--- Start ---

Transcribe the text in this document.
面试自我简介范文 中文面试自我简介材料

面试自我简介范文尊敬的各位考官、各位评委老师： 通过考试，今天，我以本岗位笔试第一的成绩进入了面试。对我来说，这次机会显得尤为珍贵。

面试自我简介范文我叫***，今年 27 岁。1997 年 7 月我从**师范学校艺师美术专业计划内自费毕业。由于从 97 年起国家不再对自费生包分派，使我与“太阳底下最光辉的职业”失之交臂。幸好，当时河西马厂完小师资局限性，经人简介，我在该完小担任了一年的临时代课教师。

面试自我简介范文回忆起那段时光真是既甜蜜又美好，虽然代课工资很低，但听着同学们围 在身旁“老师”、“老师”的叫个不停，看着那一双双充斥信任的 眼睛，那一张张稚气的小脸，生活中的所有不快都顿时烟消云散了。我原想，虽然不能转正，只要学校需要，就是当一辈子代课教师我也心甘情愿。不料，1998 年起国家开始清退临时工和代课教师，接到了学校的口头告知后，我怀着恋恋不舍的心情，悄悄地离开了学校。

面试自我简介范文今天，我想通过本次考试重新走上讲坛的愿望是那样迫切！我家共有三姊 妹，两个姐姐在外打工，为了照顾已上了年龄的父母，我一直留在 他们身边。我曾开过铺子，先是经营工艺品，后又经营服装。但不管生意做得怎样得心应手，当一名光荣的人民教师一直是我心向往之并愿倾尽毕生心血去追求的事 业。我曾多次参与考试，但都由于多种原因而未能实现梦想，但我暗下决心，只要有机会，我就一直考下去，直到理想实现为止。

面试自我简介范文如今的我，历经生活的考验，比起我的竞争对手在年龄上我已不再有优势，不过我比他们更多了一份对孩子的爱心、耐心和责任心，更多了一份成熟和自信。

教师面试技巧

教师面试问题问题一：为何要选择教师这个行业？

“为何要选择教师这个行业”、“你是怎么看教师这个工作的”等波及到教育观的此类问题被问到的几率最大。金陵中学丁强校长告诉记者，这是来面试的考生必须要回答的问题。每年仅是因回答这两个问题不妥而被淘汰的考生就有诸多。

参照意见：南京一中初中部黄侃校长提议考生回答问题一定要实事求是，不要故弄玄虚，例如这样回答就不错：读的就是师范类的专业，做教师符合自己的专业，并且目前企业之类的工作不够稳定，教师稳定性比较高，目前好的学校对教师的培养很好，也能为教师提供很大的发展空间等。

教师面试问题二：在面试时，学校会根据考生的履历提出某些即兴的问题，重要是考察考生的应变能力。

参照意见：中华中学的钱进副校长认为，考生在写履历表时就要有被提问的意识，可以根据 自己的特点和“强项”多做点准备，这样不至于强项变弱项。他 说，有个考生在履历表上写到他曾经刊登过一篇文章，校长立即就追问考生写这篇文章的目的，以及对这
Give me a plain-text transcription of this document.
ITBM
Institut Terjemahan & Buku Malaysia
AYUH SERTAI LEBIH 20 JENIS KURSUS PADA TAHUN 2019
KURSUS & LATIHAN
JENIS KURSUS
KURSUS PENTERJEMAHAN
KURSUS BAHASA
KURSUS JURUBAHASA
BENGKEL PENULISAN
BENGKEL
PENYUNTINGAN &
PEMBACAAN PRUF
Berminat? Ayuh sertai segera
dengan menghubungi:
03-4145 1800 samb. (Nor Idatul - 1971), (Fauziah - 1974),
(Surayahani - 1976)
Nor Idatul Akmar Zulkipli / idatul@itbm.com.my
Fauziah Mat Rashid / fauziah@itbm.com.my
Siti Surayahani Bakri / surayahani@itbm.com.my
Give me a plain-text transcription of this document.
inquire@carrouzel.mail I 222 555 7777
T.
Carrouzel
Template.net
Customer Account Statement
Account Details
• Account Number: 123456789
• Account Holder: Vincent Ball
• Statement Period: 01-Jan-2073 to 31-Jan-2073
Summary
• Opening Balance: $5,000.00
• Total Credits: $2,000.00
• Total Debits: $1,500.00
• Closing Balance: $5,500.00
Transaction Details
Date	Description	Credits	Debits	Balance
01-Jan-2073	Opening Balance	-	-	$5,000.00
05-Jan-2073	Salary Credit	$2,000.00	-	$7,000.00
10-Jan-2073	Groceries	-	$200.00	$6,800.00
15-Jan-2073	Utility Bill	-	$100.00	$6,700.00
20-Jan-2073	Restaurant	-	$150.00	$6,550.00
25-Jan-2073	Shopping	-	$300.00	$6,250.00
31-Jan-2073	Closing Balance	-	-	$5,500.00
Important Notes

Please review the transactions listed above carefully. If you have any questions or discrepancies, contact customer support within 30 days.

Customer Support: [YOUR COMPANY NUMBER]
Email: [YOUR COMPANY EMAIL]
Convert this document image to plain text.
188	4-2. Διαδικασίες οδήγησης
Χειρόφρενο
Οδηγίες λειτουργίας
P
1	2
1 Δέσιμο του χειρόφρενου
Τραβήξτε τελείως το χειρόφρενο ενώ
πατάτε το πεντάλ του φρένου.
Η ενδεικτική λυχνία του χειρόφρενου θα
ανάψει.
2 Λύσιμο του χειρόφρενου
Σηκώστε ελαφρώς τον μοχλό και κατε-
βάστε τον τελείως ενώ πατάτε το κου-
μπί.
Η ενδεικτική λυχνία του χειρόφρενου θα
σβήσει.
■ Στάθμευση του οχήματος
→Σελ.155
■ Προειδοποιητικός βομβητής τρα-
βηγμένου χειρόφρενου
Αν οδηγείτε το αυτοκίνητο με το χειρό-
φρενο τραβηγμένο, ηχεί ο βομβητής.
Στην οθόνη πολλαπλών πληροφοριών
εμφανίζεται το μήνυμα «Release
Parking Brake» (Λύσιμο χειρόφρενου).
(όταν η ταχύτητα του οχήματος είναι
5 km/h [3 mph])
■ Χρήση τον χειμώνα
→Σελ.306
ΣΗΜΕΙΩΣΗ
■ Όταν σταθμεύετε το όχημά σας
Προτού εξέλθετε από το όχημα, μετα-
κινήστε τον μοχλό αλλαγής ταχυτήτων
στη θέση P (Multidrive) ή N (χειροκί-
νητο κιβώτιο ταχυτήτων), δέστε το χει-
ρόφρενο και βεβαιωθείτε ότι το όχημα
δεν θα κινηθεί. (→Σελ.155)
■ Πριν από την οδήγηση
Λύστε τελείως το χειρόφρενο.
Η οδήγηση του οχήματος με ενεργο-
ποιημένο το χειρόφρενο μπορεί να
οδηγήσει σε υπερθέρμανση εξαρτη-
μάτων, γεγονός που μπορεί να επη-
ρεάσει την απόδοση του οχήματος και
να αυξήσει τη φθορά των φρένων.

--- End ---

Each record above must be given again exactly.

Transcribe the text in this document.
面试自我简介范文 中文面试自我简介材料

面试自我简介范文尊敬的各位考官、各位评委老师： 通过考试，今天，我以本岗位笔试第一的成绩进入了面试。对我来说，这次机会显得尤为珍贵。

面试自我简介范文我叫***，今年 27 岁。1997 年 7 月我从**师范学校艺师美术专业计划内自费毕业。由于从 97 年起国家不再对自费生包分派，使我与“太阳底下最光辉的职业”失之交臂。幸好，当时河西马厂完小师资局限性，经人简介，我在该完小担任了一年的临时代课教师。

面试自我简介范文回忆起那段时光真是既甜蜜又美好，虽然代课工资很低，但听着同学们围 在身旁“老师”、“老师”的叫个不停，看着那一双双充斥信任的 眼睛，那一张张稚气的小脸，生活中的所有不快都顿时烟消云散了。我原想，虽然不能转正，只要学校需要，就是当一辈子代课教师我也心甘情愿。不料，1998 年起国家开始清退临时工和代课教师，接到了学校的口头告知后，我怀着恋恋不舍的心情，悄悄地离开了学校。

面试自我简介范文今天，我想通过本次考试重新走上讲坛的愿望是那样迫切！我家共有三姊 妹，两个姐姐在外打工，为了照顾已上了年龄的父母，我一直留在 他们身边。我曾开过铺子，先是经营工艺品，后又经营服装。但不管生意做得怎样得心应手，当一名光荣的人民教师一直是我心向往之并愿倾尽毕生心血去追求的事 业。我曾多次参与考试，但都由于多种原因而未能实现梦想，但我暗下决心，只要有机会，我就一直考下去，直到理想实现为止。

面试自我简介范文如今的我，历经生活的考验，比起我的竞争对手在年龄上我已不再有优势，不过我比他们更多了一份对孩子的爱心、耐心和责任心，更多了一份成熟和自信。

教师面试技巧

教师面试问题问题一：为何要选择教师这个行业？

“为何要选择教师这个行业”、“你是怎么看教师这个工作的”等波及到教育观的此类问题被问到的几率最大。金陵中学丁强校长告诉记者，这是来面试的考生必须要回答的问题。每年仅是因回答这两个问题不妥而被淘汰的考生就有诸多。

参照意见：南京一中初中部黄侃校长提议考生回答问题一定要实事求是，不要故弄玄虚，例如这样回答就不错：读的就是师范类的专业，做教师符合自己的专业，并且目前企业之类的工作不够稳定，教师稳定性比较高，目前好的学校对教师的培养很好，也能为教师提供很大的发展空间等。

教师面试问题二：在面试时，学校会根据考生的履历提出某些即兴的问题，重要是考察考生的应变能力。

参照意见：中华中学的钱进副校长认为，考生在写履历表时就要有被提问的意识，可以根据 自己的特点和“强项”多做点准备，这样不至于强项变弱项。他 说，有个考生在履历表上写到他曾经刊登过一篇文章，校长立即就追问考生写这篇文章的目的，以及对这
Give me a plain-text transcription of this document.
ITBM
Institut Terjemahan & Buku Malaysia
AYUH SERTAI LEBIH 20 JENIS KURSUS PADA TAHUN 2019
KURSUS & LATIHAN
JENIS KURSUS
KURSUS PENTERJEMAHAN
KURSUS BAHASA
KURSUS JURUBAHASA
BENGKEL PENULISAN
BENGKEL
PENYUNTINGAN &
PEMBACAAN PRUF
Berminat? Ayuh sertai segera
dengan menghubungi:
03-4145 1800 samb. (Nor Idatul - 1971), (Fauziah - 1974),
(Surayahani - 1976)
Nor Idatul Akmar Zulkipli / idatul@itbm.com.my
Fauziah Mat Rashid / fauziah@itbm.com.my
Siti Surayahani Bakri / surayahani@itbm.com.my
Give me a plain-text transcription of this document.
inquire@carrouzel.mail I 222 555 7777
T.
Carrouzel
Template.net
Customer Account Statement
Account Details
• Account Number: 123456789
• Account Holder: Vincent Ball
• Statement Period: 01-Jan-2073 to 31-Jan-2073
Summary
• Opening Balance: $5,000.00
• Total Credits: $2,000.00
• Total Debits: $1,500.00
• Closing Balance: $5,500.00
Transaction Details
Date	Description	Credits	Debits	Balance
01-Jan-2073	Opening Balance	-	-	$5,000.00
05-Jan-2073	Salary Credit	$2,000.00	-	$7,000.00
10-Jan-2073	Groceries	-	$200.00	$6,800.00
15-Jan-2073	Utility Bill	-	$100.00	$6,700.00
20-Jan-2073	Restaurant	-	$150.00	$6,550.00
25-Jan-2073	Shopping	-	$300.00	$6,250.00
31-Jan-2073	Closing Balance	-	-	$5,500.00
Important Notes

Please review the transactions listed above carefully. If you have any questions or discrepancies, contact customer support within 30 days.

Customer Support: [YOUR COMPANY NUMBER]
Email: [YOUR COMPANY EMAIL]
Convert this document image to plain text.
188	4-2. Διαδικασίες οδήγησης
Χειρόφρενο
Οδηγίες λειτουργίας
P
1	2
1 Δέσιμο του χειρόφρενου
Τραβήξτε τελείως το χειρόφρενο ενώ
πατάτε το πεντάλ του φρένου.
Η ενδεικτική λυχνία του χειρόφρενου θα
ανάψει.
2 Λύσιμο του χειρόφρενου
Σηκώστε ελαφρώς τον μοχλό και κατε-
βάστε τον τελείως ενώ πατάτε το κου-
μπί.
Η ενδεικτική λυχνία του χειρόφρενου θα
σβήσει.
■ Στάθμευση του οχήματος
→Σελ.155
■ Προειδοποιητικός βομβητής τρα-
βηγμένου χειρόφρενου
Αν οδηγείτε το αυτοκίνητο με το χειρό-
φρενο τραβηγμένο, ηχεί ο βομβητής.
Στην οθόνη πολλαπλών πληροφοριών
εμφανίζεται το μήνυμα «Release
Parking Brake» (Λύσιμο χειρόφρενου).
(όταν η ταχύτητα του οχήματος είναι
5 km/h [3 mph])
■ Χρήση τον χειμώνα
→Σελ.306
ΣΗΜΕΙΩΣΗ
■ Όταν σταθμεύετε το όχημά σας
Προτού εξέλθετε από το όχημα, μετα-
κινήστε τον μοχλό αλλαγής ταχυτήτων
στη θέση P (Multidrive) ή N (χειροκί-
νητο κιβώτιο ταχυτήτων), δέστε το χει-
ρόφρενο και βεβαιωθείτε ότι το όχημα
δεν θα κινηθεί. (→Σελ.155)
■ Πριν από την οδήγηση
Λύστε τελείως το χειρόφρενο.
Η οδήγηση του οχήματος με ενεργο-
ποιημένο το χειρόφρενο μπορεί να
οδηγήσει σε υπερθέρμανση εξαρτη-
μάτων, γεγονός που μπορεί να επη-
ρεάσει την απόδοση του οχήματος και
να αυξήσει τη φθορά των φρένων.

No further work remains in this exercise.